REQUIREMENT:
Copy down every line where the string "forecast" shows up.

─── RECORDS FOR THE TASK ───

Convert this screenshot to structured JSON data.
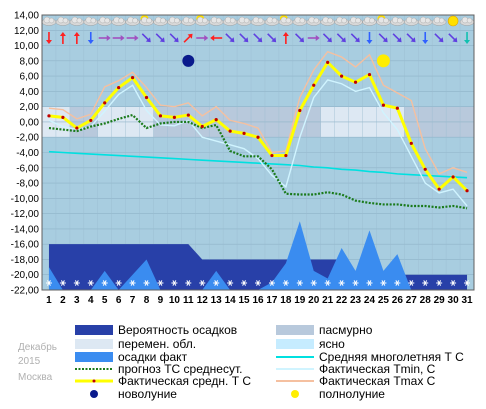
{
  "meta": {
    "month": "Декабрь",
    "year": "2015",
    "city": "Москва"
  },
  "colors": {
    "plot_bg": "#a8cde0",
    "overcast": "#b8c9dc",
    "variable_cloud": "#dde8f3",
    "clear": "#c6ecff",
    "precip_prob": "#2840a8",
    "precip_fact": "#3a8cf0",
    "forecast": "#1a7a1a",
    "climate": "#00e0e0",
    "tmin": "#d0f4ff",
    "tmax": "#f5c0a0",
    "tavg": "#ffff00",
    "new_moon": "#0a1a8c",
    "full_moon": "#ffee00"
  },
  "legend": {
    "precip_prob": "Вероятность осадков",
    "variable_cloud": "перемен. обл.",
    "precip_fact": "осадки факт",
    "forecast": "прогноз ТС среднесут.",
    "tavg": "Фактическая средн. Т С",
    "new_moon": "новолуние",
    "overcast": "пасмурно",
    "clear": "ясно",
    "climate": "Средняя многолетняя Т С",
    "tmin": "Фактическая Tmin, С",
    "tmax": "Фактическая Tmax С",
    "full_moon": "полнолуние"
  },
  "chart_data": {
    "type": "line",
    "xlabel": "",
    "ylabel": "",
    "ylim": [
      -22,
      14
    ],
    "y_ticks": [
      "14,00",
      "12,00",
      "10,00",
      "8,00",
      "6,00",
      "4,00",
      "2,00",
      "0,00",
      "-2,00",
      "-4,00",
      "-6,00",
      "-8,00",
      "-10,00",
      "-12,00",
      "-14,00",
      "-16,00",
      "-18,00",
      "-20,00",
      "-22,00"
    ],
    "x_ticks": [
      "1",
      "2",
      "3",
      "4",
      "5",
      "6",
      "7",
      "8",
      "9",
      "10",
      "11",
      "12",
      "13",
      "14",
      "15",
      "16",
      "17",
      "18",
      "19",
      "20",
      "21",
      "22",
      "23",
      "24",
      "25",
      "26",
      "27",
      "28",
      "29",
      "30",
      "31"
    ],
    "days": [
      1,
      2,
      3,
      4,
      5,
      6,
      7,
      8,
      9,
      10,
      11,
      12,
      13,
      14,
      15,
      16,
      17,
      18,
      19,
      20,
      21,
      22,
      23,
      24,
      25,
      26,
      27,
      28,
      29,
      30,
      31
    ],
    "series": [
      {
        "name": "Фактическая средн. Т С",
        "values": [
          0.8,
          0.6,
          -0.8,
          0.2,
          2.5,
          4.5,
          5.8,
          3.2,
          0.8,
          0.6,
          0.9,
          -0.6,
          0.3,
          -1.2,
          -1.5,
          -2.0,
          -4.4,
          -4.4,
          1.5,
          4.8,
          7.8,
          6.0,
          5.2,
          6.2,
          2.2,
          1.8,
          -2.8,
          -6.2,
          -8.8,
          -7.2,
          -9.0
        ]
      },
      {
        "name": "Фактическая Tmin, С",
        "values": [
          0.2,
          -0.6,
          -1.0,
          -0.6,
          1.4,
          3.6,
          4.8,
          1.5,
          -0.4,
          -0.5,
          0.2,
          -2.0,
          -2.5,
          -3.0,
          -3.5,
          -4.8,
          -7.0,
          -8.5,
          -2.0,
          3.2,
          5.5,
          5.0,
          4.0,
          4.5,
          1.2,
          -1.0,
          -4.5,
          -8.0,
          -9.3,
          -8.8,
          -11.0
        ]
      },
      {
        "name": "Фактическая Tmax С",
        "values": [
          1.8,
          1.6,
          0.4,
          1.0,
          4.6,
          5.4,
          6.5,
          4.5,
          2.2,
          2.0,
          2.5,
          0.8,
          2.0,
          0.2,
          -0.2,
          -0.8,
          -4.0,
          -3.8,
          3.2,
          6.8,
          9.2,
          8.5,
          7.2,
          8.8,
          4.8,
          3.8,
          2.8,
          -3.5,
          -6.8,
          -6.0,
          -6.6
        ]
      },
      {
        "name": "прогноз ТС среднесут.",
        "values": [
          -0.8,
          -1.0,
          -1.2,
          -0.6,
          -0.2,
          0.4,
          0.9,
          -0.8,
          -0.2,
          0.0,
          0.0,
          -0.8,
          -0.4,
          -3.8,
          -4.5,
          -4.5,
          -6.2,
          -9.4,
          -9.5,
          -9.5,
          -9.2,
          -9.5,
          -10.3,
          -10.6,
          -10.8,
          -10.8,
          -11.0,
          -11.0,
          -11.2,
          -11.0,
          -11.3
        ]
      },
      {
        "name": "Средняя многолетняя Т С",
        "values": [
          -3.9,
          -4.0,
          -4.1,
          -4.2,
          -4.3,
          -4.4,
          -4.5,
          -4.6,
          -4.7,
          -4.8,
          -4.9,
          -5.0,
          -5.1,
          -5.2,
          -5.3,
          -5.4,
          -5.5,
          -5.6,
          -5.7,
          -5.9,
          -6.0,
          -6.2,
          -6.3,
          -6.5,
          -6.6,
          -6.8,
          -6.9,
          -7.0,
          -7.1,
          -7.2,
          -7.3
        ]
      },
      {
        "name": "Вероятность осадков",
        "values": [
          -16,
          -16,
          -16,
          -16,
          -16,
          -16,
          -16,
          -16,
          -16,
          -16,
          -16,
          -18,
          -18,
          -18,
          -18,
          -18,
          -18,
          -18,
          -18,
          -18,
          -18,
          -18,
          -20,
          -20,
          -20,
          -20,
          -20,
          -20,
          -20,
          -20,
          -20
        ]
      },
      {
        "name": "осадки факт",
        "values": [
          -19,
          -22,
          -22,
          -22,
          -19.5,
          -22,
          -20,
          -18,
          -22,
          -22,
          -22,
          -22,
          -19.5,
          -22,
          -22,
          -22,
          -21,
          -18.5,
          -13,
          -19.5,
          -20.5,
          -16.5,
          -19.5,
          -14.2,
          -19.5,
          -17.3,
          -22,
          -22,
          -22,
          -22,
          -22
        ]
      }
    ],
    "cloud_cover": [
      "variable_cloud",
      "variable_cloud",
      "overcast",
      "overcast",
      "variable_cloud",
      "variable_cloud",
      "variable_cloud",
      "variable_cloud",
      "overcast",
      "overcast",
      "overcast",
      "overcast",
      "overcast",
      "overcast",
      "overcast",
      "overcast",
      "overcast",
      "overcast",
      "overcast",
      "overcast",
      "variable_cloud",
      "variable_cloud",
      "variable_cloud",
      "variable_cloud",
      "variable_cloud",
      "variable_cloud",
      "overcast",
      "overcast",
      "overcast",
      "overcast",
      "overcast"
    ],
    "snow_days": [
      1,
      2,
      3,
      4,
      5,
      6,
      7,
      8,
      9,
      10,
      11,
      12,
      13,
      14,
      15,
      16,
      17,
      18,
      19,
      20,
      21,
      22,
      23,
      24,
      25,
      26,
      27,
      28,
      29,
      30,
      31
    ],
    "new_moon_day": 11,
    "full_moon_day": 25,
    "moon_level": 8,
    "weather_icons": [
      "cloud-icon",
      "cloud-icon",
      "cloud-icon",
      "cloud-icon",
      "cloud-icon",
      "cloud-icon",
      "cloud-icon",
      "partly-sunny-icon",
      "cloud-icon",
      "cloud-icon",
      "cloud-icon",
      "partly-sunny-icon",
      "cloud-icon",
      "cloud-icon",
      "cloud-icon",
      "cloud-icon",
      "cloud-icon",
      "partly-sunny-icon",
      "cloud-icon",
      "cloud-icon",
      "cloud-icon",
      "cloud-icon",
      "cloud-icon",
      "cloud-icon",
      "partly-sunny-icon",
      "cloud-icon",
      "cloud-icon",
      "cloud-icon",
      "cloud-icon",
      "sunny-icon",
      "cloud-icon"
    ],
    "wind_arrows": [
      {
        "dir": "down",
        "color": "#ff2020"
      },
      {
        "dir": "up",
        "color": "#ff2020"
      },
      {
        "dir": "up",
        "color": "#ff2020"
      },
      {
        "dir": "down",
        "color": "#3060ff"
      },
      {
        "dir": "right",
        "color": "#a050c0"
      },
      {
        "dir": "right",
        "color": "#a050c0"
      },
      {
        "dir": "right",
        "color": "#a050c0"
      },
      {
        "dir": "down-right",
        "color": "#6040e0"
      },
      {
        "dir": "down-right",
        "color": "#6040e0"
      },
      {
        "dir": "down-right",
        "color": "#6040e0"
      },
      {
        "dir": "up-right",
        "color": "#ff2020"
      },
      {
        "dir": "right",
        "color": "#a050c0"
      },
      {
        "dir": "left",
        "color": "#ff2020"
      },
      {
        "dir": "down-right",
        "color": "#6040e0"
      },
      {
        "dir": "down-right",
        "color": "#6040e0"
      },
      {
        "dir": "down-right",
        "color": "#6040e0"
      },
      {
        "dir": "down-right",
        "color": "#6040e0"
      },
      {
        "dir": "up",
        "color": "#ff2020"
      },
      {
        "dir": "down-right",
        "color": "#6040e0"
      },
      {
        "dir": "right",
        "color": "#a050c0"
      },
      {
        "dir": "down-right",
        "color": "#6040e0"
      },
      {
        "dir": "down-right",
        "color": "#6040e0"
      },
      {
        "dir": "down-right",
        "color": "#6040e0"
      },
      {
        "dir": "down",
        "color": "#3060ff"
      },
      {
        "dir": "down-right",
        "color": "#6040e0"
      },
      {
        "dir": "down-right",
        "color": "#6040e0"
      },
      {
        "dir": "down-right",
        "color": "#6040e0"
      },
      {
        "dir": "down",
        "color": "#3060ff"
      },
      {
        "dir": "down-right",
        "color": "#6040e0"
      },
      {
        "dir": "down-right",
        "color": "#6040e0"
      },
      {
        "dir": "down",
        "color": "#10c0b0"
      }
    ]
  }
}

───

EXERCISE ANSWER:
    "forecast": "#1a7a1a",
    "forecast": "прогноз ТС среднесут.",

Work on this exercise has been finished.